Dataset extract
┌────────

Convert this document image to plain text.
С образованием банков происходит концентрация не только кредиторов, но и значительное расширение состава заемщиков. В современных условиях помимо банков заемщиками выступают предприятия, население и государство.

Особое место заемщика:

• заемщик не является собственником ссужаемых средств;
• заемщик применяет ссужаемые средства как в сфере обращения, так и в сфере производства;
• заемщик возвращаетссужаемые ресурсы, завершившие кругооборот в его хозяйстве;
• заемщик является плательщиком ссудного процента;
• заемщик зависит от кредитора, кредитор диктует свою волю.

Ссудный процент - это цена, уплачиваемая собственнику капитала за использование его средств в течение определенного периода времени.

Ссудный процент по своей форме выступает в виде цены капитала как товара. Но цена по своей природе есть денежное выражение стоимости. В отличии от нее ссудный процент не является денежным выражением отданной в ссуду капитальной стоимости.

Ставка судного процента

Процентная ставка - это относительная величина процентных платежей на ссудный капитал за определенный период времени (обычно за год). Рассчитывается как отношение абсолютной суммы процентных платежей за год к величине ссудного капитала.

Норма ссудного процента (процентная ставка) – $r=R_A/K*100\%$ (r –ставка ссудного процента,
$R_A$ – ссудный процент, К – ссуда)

└────────

Instructions to follow
Copy out the material word for word and line for line.

Response for this exercise
Convert this document image to plain text.
С образованием банков происходит концентрация не только кредиторов, но и значительное расширение состава заемщиков. В современных условиях помимо банков заемщиками выступают предприятия, население и государство.

Особое место заемщика:

• заемщик не является собственником ссужаемых средств;
• заемщик применяет ссужаемые средства как в сфере обращения, так и в сфере производства;
• заемщик возвращаетссужаемые ресурсы, завершившие кругооборот в его хозяйстве;
• заемщик является плательщиком ссудного процента;
• заемщик зависит от кредитора, кредитор диктует свою волю.

Ссудный процент - это цена, уплачиваемая собственнику капитала за использование его средств в течение определенного периода времени.

Ссудный процент по своей форме выступает в виде цены капитала как товара. Но цена по своей природе есть денежное выражение стоимости. В отличии от нее ссудный процент не является денежным выражением отданной в ссуду капитальной стоимости.

Ставка судного процента

Процентная ставка - это относительная величина процентных платежей на ссудный капитал за определенный период времени (обычно за год). Рассчитывается как отношение абсолютной суммы процентных платежей за год к величине ссудного капитала.

Норма ссудного процента (процентная ставка) – $r=R_A/K*100\%$ (r –ставка ссудного процента,
$R_A$ – ссудный процент, К – ссуда)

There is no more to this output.